[What the task requires]: The data below should be printed in full, exactly, and without any of its images.

--

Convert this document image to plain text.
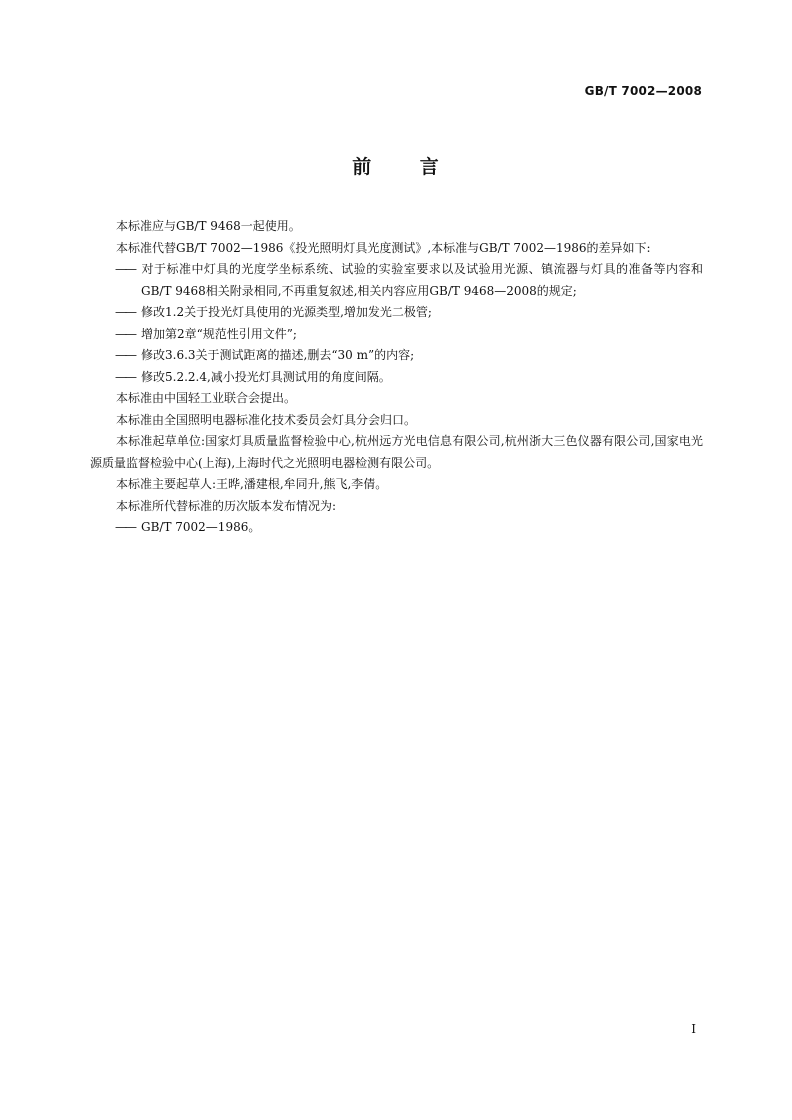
GB/T 7002—2008
前 言

本标准应与GB/T 9468一起使用。

本标准代替GB/T 7002—1986《投光照明灯具光度测试》,本标准与GB/T 7002—1986的差异如下:

—— 对于标准中灯具的光度学坐标系统、试验的实验室要求以及试验用光源、镇流器与灯具的准备等内容和GB/T 9468相关附录相同,不再重复叙述,相关内容应用GB/T 9468—2008的规定;

—— 修改1.2关于投光灯具使用的光源类型,增加发光二极管;

—— 增加第2章“规范性引用文件”;

—— 修改3.6.3关于测试距离的描述,删去“30 m”的内容;

—— 修改5.2.2.4,减小投光灯具测试用的角度间隔。

本标准由中国轻工业联合会提出。

本标准由全国照明电器标准化技术委员会灯具分会归口。

本标准起草单位:国家灯具质量监督检验中心,杭州远方光电信息有限公司,杭州浙大三色仪器有限公司,国家电光源质量监督检验中心(上海),上海时代之光照明电器检测有限公司。

本标准主要起草人:王晔,潘建根,牟同升,熊飞,李倩。

本标准所代替标准的历次版本发布情况为:

—— GB/T 7002—1986。

I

--

[Answer in full]:
Convert this document image to plain text.
GB/T 7002—2008
前 言

本标准应与GB/T 9468一起使用。

本标准代替GB/T 7002—1986《投光照明灯具光度测试》,本标准与GB/T 7002—1986的差异如下:

—— 对于标准中灯具的光度学坐标系统、试验的实验室要求以及试验用光源、镇流器与灯具的准备等内容和GB/T 9468相关附录相同,不再重复叙述,相关内容应用GB/T 9468—2008的规定;

—— 修改1.2关于投光灯具使用的光源类型,增加发光二极管;

—— 增加第2章“规范性引用文件”;

—— 修改3.6.3关于测试距离的描述,删去“30 m”的内容;

—— 修改5.2.2.4,减小投光灯具测试用的角度间隔。

本标准由中国轻工业联合会提出。

本标准由全国照明电器标准化技术委员会灯具分会归口。

本标准起草单位:国家灯具质量监督检验中心,杭州远方光电信息有限公司,杭州浙大三色仪器有限公司,国家电光源质量监督检验中心(上海),上海时代之光照明电器检测有限公司。

本标准主要起草人:王晔,潘建根,牟同升,熊飞,李倩。

本标准所代替标准的历次版本发布情况为:

—— GB/T 7002—1986。

I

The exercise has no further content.